• _Aim_
Copy each line of the listing below exactly.
------------------------------------------------------------------------
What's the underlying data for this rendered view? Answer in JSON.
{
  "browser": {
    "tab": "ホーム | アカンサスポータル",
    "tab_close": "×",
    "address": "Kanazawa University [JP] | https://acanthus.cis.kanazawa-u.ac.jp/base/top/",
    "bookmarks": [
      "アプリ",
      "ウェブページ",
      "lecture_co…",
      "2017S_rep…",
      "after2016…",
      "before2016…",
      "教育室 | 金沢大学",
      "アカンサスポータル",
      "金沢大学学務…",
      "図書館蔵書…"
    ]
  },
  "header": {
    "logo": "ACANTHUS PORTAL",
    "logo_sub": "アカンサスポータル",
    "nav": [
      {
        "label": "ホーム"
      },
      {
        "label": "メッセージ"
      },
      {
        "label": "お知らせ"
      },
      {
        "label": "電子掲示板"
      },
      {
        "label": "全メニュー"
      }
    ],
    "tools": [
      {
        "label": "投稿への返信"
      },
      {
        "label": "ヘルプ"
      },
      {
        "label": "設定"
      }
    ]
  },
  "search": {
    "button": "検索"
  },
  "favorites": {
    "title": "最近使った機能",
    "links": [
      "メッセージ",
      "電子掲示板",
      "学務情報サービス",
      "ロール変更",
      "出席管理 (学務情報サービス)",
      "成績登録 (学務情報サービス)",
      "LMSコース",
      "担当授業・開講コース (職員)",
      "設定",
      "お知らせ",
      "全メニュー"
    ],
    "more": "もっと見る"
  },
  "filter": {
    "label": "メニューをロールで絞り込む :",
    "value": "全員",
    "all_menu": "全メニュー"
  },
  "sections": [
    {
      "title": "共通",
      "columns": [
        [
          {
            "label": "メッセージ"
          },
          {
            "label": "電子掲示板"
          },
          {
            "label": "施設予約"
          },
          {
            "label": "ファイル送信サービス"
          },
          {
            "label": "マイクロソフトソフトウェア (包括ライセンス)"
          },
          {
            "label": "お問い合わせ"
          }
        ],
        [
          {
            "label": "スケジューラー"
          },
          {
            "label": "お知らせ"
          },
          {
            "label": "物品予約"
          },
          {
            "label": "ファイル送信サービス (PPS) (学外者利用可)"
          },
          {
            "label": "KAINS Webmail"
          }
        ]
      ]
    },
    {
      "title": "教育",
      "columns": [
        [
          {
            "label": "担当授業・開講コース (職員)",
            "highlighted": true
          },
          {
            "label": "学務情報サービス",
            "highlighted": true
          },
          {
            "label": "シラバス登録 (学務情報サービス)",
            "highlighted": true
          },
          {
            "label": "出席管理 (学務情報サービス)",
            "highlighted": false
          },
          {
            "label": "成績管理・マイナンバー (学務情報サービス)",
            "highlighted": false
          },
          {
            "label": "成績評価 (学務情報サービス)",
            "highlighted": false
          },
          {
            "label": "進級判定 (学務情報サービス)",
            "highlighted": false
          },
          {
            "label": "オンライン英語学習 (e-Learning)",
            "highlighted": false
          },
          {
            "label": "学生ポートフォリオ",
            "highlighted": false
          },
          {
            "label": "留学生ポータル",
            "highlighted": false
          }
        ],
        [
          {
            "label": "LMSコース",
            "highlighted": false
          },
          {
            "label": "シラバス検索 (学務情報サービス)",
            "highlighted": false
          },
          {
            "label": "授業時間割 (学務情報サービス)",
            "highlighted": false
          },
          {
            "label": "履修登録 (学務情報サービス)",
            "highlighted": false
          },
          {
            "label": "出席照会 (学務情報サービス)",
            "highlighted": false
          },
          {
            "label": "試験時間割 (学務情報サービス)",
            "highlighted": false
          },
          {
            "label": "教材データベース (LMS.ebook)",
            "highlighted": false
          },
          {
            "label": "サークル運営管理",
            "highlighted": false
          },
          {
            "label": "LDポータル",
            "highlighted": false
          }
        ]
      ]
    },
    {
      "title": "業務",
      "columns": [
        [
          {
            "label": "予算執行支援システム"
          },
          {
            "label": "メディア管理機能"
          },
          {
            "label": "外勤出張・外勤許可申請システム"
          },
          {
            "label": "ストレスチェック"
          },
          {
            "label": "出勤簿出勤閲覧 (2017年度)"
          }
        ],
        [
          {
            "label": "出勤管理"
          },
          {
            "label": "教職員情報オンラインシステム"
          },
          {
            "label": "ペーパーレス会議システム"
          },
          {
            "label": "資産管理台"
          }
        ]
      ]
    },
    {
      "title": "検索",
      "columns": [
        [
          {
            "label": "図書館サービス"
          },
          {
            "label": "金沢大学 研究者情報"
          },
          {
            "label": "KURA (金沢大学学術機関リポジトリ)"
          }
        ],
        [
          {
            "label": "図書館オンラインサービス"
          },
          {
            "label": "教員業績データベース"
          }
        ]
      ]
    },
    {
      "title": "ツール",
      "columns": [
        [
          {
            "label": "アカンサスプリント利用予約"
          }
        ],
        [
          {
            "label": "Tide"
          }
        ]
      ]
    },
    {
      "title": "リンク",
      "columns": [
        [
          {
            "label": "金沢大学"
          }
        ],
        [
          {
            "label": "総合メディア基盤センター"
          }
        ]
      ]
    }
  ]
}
------------------------------------------------------------------------
• _Result of this task_
What's the underlying data for this rendered view? Answer in JSON.
{
  "browser": {
    "tab": "ホーム | アカンサスポータル",
    "tab_close": "×",
    "address": "Kanazawa University [JP] | https://acanthus.cis.kanazawa-u.ac.jp/base/top/",
    "bookmarks": [
      "アプリ",
      "ウェブページ",
      "lecture_co…",
      "2017S_rep…",
      "after2016…",
      "before2016…",
      "教育室 | 金沢大学",
      "アカンサスポータル",
      "金沢大学学務…",
      "図書館蔵書…"
    ]
  },
  "header": {
    "logo": "ACANTHUS PORTAL",
    "logo_sub": "アカンサスポータル",
    "nav": [
      {
        "label": "ホーム"
      },
      {
        "label": "メッセージ"
      },
      {
        "label": "お知らせ"
      },
      {
        "label": "電子掲示板"
      },
      {
        "label": "全メニュー"
      }
    ],
    "tools": [
      {
        "label": "投稿への返信"
      },
      {
        "label": "ヘルプ"
      },
      {
        "label": "設定"
      }
    ]
  },
  "search": {
    "button": "検索"
  },
  "favorites": {
    "title": "最近使った機能",
    "links": [
      "メッセージ",
      "電子掲示板",
      "学務情報サービス",
      "ロール変更",
      "出席管理 (学務情報サービス)",
      "成績登録 (学務情報サービス)",
      "LMSコース",
      "担当授業・開講コース (職員)",
      "設定",
      "お知らせ",
      "全メニュー"
    ],
    "more": "もっと見る"
  },
  "filter": {
    "label": "メニューをロールで絞り込む :",
    "value": "全員",
    "all_menu": "全メニュー"
  },
  "sections": [
    {
      "title": "共通",
      "columns": [
        [
          {
            "label": "メッセージ"
          },
          {
            "label": "電子掲示板"
          },
          {
            "label": "施設予約"
          },
          {
            "label": "ファイル送信サービス"
          },
          {
            "label": "マイクロソフトソフトウェア (包括ライセンス)"
          },
          {
            "label": "お問い合わせ"
          }
        ],
        [
          {
            "label": "スケジューラー"
          },
          {
            "label": "お知らせ"
          },
          {
            "label": "物品予約"
          },
          {
            "label": "ファイル送信サービス (PPS) (学外者利用可)"
          },
          {
            "label": "KAINS Webmail"
          }
        ]
      ]
    },
    {
      "title": "教育",
      "columns": [
        [
          {
            "label": "担当授業・開講コース (職員)",
            "highlighted": true
          },
          {
            "label": "学務情報サービス",
            "highlighted": true
          },
          {
            "label": "シラバス登録 (学務情報サービス)",
            "highlighted": true
          },
          {
            "label": "出席管理 (学務情報サービス)",
            "highlighted": false
          },
          {
            "label": "成績管理・マイナンバー (学務情報サービス)",
            "highlighted": false
          },
          {
            "label": "成績評価 (学務情報サービス)",
            "highlighted": false
          },
          {
            "label": "進級判定 (学務情報サービス)",
            "highlighted": false
          },
          {
            "label": "オンライン英語学習 (e-Learning)",
            "highlighted": false
          },
          {
            "label": "学生ポートフォリオ",
            "highlighted": false
          },
          {
            "label": "留学生ポータル",
            "highlighted": false
          }
        ],
        [
          {
            "label": "LMSコース",
            "highlighted": false
          },
          {
            "label": "シラバス検索 (学務情報サービス)",
            "highlighted": false
          },
          {
            "label": "授業時間割 (学務情報サービス)",
            "highlighted": false
          },
          {
            "label": "履修登録 (学務情報サービス)",
            "highlighted": false
          },
          {
            "label": "出席照会 (学務情報サービス)",
            "highlighted": false
          },
          {
            "label": "試験時間割 (学務情報サービス)",
            "highlighted": false
          },
          {
            "label": "教材データベース (LMS.ebook)",
            "highlighted": false
          },
          {
            "label": "サークル運営管理",
            "highlighted": false
          },
          {
            "label": "LDポータル",
            "highlighted": false
          }
        ]
      ]
    },
    {
      "title": "業務",
      "columns": [
        [
          {
            "label": "予算執行支援システム"
          },
          {
            "label": "メディア管理機能"
          },
          {
            "label": "外勤出張・外勤許可申請システム"
          },
          {
            "label": "ストレスチェック"
          },
          {
            "label": "出勤簿出勤閲覧 (2017年度)"
          }
        ],
        [
          {
            "label": "出勤管理"
          },
          {
            "label": "教職員情報オンラインシステム"
          },
          {
            "label": "ペーパーレス会議システム"
          },
          {
            "label": "資産管理台"
          }
        ]
      ]
    },
    {
      "title": "検索",
      "columns": [
        [
          {
            "label": "図書館サービス"
          },
          {
            "label": "金沢大学 研究者情報"
          },
          {
            "label": "KURA (金沢大学学術機関リポジトリ)"
          }
        ],
        [
          {
            "label": "図書館オンラインサービス"
          },
          {
            "label": "教員業績データベース"
          }
        ]
      ]
    },
    {
      "title": "ツール",
      "columns": [
        [
          {
            "label": "アカンサスプリント利用予約"
          }
        ],
        [
          {
            "label": "Tide"
          }
        ]
      ]
    },
    {
      "title": "リンク",
      "columns": [
        [
          {
            "label": "金沢大学"
          }
        ],
        [
          {
            "label": "総合メディア基盤センター"
          }
        ]
      ]
    }
  ]
}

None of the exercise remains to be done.